- **What is expected**
Rename "data-label" as "value-label" in the items from the first line through the line containing "bar-95 — [634, 277, 653, 329]", inclusive, reproducing only those lines with everything else unaltered.

- **Information supplied**
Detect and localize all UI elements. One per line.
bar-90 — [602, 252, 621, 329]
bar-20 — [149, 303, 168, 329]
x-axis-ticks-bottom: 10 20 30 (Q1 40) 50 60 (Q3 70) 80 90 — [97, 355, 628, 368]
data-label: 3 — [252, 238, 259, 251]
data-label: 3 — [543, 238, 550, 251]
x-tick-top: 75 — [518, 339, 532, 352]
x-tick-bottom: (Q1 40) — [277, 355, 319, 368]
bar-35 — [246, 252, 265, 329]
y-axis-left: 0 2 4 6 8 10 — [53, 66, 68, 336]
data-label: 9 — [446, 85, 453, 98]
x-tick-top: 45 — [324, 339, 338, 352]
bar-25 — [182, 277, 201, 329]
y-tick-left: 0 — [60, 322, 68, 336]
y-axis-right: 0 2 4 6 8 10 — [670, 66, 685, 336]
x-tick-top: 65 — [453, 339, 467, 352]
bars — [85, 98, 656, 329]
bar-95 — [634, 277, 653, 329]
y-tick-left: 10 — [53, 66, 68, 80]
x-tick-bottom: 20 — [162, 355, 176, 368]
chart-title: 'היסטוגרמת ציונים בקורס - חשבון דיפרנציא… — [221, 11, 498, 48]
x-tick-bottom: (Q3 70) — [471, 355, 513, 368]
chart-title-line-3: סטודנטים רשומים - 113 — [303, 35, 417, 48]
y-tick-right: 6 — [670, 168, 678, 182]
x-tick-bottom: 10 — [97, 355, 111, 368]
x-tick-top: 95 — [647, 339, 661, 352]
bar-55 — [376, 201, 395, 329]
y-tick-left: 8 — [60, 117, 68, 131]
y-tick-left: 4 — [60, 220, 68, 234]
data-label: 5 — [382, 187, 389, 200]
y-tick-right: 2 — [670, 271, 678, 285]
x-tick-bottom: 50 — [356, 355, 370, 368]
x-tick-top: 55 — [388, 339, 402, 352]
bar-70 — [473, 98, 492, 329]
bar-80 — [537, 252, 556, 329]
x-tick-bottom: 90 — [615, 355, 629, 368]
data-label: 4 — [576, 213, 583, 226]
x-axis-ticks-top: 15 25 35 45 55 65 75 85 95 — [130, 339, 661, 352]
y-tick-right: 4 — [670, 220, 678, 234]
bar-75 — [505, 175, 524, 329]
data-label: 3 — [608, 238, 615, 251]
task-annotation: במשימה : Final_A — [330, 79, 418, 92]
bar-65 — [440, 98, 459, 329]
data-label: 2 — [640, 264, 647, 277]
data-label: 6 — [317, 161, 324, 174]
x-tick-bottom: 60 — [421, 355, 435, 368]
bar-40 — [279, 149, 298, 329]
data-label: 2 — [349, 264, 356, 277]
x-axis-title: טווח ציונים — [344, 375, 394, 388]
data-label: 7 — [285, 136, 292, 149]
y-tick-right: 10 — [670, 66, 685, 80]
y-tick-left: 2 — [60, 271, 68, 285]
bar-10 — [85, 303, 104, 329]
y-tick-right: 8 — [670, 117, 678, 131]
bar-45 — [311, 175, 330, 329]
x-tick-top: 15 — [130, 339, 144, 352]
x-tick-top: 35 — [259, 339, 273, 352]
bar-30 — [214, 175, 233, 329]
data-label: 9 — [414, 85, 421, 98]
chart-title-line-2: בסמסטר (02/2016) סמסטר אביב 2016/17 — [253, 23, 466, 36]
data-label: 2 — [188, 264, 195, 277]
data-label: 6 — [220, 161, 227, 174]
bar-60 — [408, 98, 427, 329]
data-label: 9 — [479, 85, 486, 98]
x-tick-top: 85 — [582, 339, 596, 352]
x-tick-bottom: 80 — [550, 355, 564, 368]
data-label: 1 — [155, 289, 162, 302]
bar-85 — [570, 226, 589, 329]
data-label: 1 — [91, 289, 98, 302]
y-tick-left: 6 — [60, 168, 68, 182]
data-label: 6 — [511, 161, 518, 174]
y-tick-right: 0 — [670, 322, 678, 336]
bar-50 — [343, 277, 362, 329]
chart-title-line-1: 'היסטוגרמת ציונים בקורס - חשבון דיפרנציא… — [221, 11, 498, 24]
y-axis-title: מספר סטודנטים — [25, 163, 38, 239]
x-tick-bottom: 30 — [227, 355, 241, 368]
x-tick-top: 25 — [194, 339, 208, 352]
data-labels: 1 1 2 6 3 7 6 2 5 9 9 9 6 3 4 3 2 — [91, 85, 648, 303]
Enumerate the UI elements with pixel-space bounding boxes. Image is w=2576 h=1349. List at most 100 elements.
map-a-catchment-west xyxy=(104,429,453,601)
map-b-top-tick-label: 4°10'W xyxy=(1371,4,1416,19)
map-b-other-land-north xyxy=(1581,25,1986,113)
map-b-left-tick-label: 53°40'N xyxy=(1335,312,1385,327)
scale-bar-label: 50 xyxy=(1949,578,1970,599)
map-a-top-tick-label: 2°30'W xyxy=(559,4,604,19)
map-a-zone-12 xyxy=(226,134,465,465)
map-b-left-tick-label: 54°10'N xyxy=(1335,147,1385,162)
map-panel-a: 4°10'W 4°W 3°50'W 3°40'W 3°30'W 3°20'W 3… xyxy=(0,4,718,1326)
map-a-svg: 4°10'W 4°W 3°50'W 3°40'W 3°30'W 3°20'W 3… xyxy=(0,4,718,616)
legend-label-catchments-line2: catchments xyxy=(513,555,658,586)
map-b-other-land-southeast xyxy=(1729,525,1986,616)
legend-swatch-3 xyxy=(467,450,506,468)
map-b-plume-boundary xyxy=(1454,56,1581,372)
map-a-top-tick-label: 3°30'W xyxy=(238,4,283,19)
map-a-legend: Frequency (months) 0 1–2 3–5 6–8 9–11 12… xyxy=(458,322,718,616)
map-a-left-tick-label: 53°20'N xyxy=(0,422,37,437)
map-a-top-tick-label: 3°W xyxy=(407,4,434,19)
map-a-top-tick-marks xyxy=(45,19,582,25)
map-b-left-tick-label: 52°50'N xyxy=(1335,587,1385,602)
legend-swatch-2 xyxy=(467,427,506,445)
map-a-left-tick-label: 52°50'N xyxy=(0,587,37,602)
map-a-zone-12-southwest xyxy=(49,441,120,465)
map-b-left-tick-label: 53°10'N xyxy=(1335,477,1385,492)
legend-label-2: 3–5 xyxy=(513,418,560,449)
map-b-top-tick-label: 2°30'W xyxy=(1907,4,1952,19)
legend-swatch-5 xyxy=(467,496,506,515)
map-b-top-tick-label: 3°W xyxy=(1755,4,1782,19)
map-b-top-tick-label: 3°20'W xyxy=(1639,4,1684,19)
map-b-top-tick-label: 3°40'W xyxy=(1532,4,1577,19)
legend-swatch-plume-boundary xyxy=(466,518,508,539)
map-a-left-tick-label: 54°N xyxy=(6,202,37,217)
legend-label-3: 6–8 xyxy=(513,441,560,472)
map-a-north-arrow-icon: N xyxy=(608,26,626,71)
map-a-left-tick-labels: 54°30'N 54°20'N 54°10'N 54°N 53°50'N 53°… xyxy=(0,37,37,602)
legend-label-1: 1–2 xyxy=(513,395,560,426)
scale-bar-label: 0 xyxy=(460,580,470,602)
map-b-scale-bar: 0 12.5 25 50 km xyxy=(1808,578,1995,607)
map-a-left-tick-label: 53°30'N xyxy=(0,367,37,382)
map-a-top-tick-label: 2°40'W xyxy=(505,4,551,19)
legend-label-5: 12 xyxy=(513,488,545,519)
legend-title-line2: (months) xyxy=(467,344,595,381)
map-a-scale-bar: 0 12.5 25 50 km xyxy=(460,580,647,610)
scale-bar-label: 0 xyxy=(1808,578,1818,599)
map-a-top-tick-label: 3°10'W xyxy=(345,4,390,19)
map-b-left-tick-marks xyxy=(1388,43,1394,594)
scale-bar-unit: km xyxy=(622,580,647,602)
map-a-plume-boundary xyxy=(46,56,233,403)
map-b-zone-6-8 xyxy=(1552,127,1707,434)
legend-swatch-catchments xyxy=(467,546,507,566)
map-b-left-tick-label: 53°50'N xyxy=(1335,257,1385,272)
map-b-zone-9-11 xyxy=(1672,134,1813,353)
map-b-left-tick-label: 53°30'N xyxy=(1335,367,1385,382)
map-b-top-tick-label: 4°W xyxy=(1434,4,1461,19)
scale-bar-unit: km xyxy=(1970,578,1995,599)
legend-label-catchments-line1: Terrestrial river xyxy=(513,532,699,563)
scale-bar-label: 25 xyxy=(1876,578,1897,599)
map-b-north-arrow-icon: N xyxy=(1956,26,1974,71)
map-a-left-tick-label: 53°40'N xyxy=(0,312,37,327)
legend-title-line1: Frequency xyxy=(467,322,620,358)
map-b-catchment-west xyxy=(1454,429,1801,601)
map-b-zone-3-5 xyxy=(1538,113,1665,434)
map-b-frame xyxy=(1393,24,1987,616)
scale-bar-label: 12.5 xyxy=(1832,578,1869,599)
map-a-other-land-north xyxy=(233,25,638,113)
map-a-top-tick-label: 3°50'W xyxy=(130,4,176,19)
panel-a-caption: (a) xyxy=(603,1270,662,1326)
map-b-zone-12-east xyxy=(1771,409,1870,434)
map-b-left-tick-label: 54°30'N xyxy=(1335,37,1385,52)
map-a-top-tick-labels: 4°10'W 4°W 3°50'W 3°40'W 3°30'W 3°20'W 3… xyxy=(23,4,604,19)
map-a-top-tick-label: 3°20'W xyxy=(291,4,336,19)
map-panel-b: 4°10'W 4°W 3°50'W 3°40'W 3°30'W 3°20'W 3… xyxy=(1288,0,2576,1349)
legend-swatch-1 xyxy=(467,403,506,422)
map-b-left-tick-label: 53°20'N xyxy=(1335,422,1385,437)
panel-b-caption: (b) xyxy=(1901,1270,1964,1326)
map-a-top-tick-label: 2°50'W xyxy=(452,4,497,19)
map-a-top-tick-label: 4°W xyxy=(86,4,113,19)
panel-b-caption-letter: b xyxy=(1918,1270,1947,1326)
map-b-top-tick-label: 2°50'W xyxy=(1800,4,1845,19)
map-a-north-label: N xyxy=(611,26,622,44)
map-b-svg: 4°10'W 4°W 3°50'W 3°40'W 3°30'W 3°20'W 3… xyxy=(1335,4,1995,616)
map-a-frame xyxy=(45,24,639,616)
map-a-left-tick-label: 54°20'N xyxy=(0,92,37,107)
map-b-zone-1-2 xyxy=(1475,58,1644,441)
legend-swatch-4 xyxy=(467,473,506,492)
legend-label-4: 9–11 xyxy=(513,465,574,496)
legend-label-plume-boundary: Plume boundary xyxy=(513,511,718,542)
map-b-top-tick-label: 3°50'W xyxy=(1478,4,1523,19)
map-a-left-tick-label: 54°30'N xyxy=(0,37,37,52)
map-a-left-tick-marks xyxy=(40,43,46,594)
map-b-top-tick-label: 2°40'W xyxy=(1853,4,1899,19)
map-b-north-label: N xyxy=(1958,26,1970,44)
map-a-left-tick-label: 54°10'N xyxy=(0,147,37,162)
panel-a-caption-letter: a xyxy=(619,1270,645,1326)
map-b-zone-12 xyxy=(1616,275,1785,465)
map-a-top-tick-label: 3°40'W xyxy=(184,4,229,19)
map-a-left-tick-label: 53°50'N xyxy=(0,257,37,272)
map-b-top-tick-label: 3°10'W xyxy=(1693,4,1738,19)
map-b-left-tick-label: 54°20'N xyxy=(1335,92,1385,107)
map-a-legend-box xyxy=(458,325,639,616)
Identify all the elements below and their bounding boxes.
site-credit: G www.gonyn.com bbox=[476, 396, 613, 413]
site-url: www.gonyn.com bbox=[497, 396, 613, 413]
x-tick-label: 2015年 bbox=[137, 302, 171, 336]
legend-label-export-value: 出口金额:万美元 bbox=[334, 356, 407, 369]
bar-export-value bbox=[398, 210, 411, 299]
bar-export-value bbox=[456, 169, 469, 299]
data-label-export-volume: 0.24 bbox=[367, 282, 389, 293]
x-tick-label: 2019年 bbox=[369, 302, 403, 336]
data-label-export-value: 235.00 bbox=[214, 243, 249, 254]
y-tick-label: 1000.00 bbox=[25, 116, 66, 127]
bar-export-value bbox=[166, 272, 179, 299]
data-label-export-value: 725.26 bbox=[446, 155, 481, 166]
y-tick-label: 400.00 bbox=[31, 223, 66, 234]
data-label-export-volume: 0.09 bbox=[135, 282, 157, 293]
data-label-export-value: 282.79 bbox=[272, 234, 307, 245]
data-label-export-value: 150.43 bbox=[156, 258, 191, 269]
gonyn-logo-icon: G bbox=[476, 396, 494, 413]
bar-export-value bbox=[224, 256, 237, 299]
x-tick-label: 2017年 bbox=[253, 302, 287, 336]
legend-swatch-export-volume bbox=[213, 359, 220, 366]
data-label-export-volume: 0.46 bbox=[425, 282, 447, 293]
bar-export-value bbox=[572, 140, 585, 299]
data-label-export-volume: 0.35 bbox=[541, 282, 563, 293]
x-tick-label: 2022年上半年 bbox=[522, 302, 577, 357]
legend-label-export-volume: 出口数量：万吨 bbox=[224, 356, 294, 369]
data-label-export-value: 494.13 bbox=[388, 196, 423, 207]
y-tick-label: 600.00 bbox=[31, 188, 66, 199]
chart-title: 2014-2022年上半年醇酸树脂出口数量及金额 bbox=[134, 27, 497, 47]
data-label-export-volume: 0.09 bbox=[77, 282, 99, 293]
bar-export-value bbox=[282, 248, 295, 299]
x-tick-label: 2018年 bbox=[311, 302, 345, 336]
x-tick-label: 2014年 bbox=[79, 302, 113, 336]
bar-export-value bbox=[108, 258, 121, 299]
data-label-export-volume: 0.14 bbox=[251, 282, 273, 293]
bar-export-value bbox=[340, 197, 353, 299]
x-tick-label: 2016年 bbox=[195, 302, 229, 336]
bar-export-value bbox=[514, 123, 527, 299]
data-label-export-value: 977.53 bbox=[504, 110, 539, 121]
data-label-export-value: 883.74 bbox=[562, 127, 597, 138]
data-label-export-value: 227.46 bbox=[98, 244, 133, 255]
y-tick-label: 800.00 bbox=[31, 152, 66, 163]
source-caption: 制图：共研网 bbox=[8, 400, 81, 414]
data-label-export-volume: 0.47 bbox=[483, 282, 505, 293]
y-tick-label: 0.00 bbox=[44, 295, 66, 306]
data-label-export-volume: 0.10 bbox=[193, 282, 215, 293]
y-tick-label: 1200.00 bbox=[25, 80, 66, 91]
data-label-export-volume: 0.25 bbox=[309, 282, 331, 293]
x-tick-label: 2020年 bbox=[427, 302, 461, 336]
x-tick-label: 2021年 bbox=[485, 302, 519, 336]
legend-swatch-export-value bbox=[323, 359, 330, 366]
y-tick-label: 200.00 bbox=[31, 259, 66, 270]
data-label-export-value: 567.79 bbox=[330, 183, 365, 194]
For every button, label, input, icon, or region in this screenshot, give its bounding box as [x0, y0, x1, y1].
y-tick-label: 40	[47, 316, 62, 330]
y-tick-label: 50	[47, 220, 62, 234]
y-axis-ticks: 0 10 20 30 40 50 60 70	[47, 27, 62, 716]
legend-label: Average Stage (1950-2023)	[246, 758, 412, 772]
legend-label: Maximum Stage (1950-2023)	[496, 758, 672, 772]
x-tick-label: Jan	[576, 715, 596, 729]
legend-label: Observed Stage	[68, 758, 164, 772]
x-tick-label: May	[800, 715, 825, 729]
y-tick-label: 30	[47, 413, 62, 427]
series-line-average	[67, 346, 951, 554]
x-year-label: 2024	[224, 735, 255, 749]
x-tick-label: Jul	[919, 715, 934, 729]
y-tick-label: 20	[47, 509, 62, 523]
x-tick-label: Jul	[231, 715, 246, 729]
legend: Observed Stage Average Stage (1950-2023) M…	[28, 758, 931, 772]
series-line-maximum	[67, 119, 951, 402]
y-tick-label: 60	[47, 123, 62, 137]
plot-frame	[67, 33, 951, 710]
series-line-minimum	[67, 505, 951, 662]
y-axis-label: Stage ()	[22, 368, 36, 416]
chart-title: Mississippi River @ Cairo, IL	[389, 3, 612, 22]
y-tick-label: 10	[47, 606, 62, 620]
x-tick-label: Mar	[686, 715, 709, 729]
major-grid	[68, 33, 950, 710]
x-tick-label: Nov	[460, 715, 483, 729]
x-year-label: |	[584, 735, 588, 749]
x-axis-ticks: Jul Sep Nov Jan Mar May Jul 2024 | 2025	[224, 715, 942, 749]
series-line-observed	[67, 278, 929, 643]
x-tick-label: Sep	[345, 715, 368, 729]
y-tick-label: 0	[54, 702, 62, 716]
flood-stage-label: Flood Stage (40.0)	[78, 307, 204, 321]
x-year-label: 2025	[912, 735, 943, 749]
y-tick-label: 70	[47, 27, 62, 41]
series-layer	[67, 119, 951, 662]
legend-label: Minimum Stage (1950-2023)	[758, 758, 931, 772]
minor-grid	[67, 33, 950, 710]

- **Result**
Detect and localize all UI elements. One per line.
bar-90 — [602, 252, 621, 329]
bar-20 — [149, 303, 168, 329]
x-axis-ticks-bottom: 10 20 30 (Q1 40) 50 60 (Q3 70) 80 90 — [97, 355, 628, 368]
value-label: 3 — [252, 238, 259, 251]
value-label: 3 — [543, 238, 550, 251]
x-tick-top: 75 — [518, 339, 532, 352]
x-tick-bottom: (Q1 40) — [277, 355, 319, 368]
bar-35 — [246, 252, 265, 329]
y-axis-left: 0 2 4 6 8 10 — [53, 66, 68, 336]
value-label: 9 — [446, 85, 453, 98]
x-tick-top: 45 — [324, 339, 338, 352]
bar-25 — [182, 277, 201, 329]
y-tick-left: 0 — [60, 322, 68, 336]
y-axis-right: 0 2 4 6 8 10 — [670, 66, 685, 336]
x-tick-top: 65 — [453, 339, 467, 352]
bars — [85, 98, 656, 329]
bar-95 — [634, 277, 653, 329]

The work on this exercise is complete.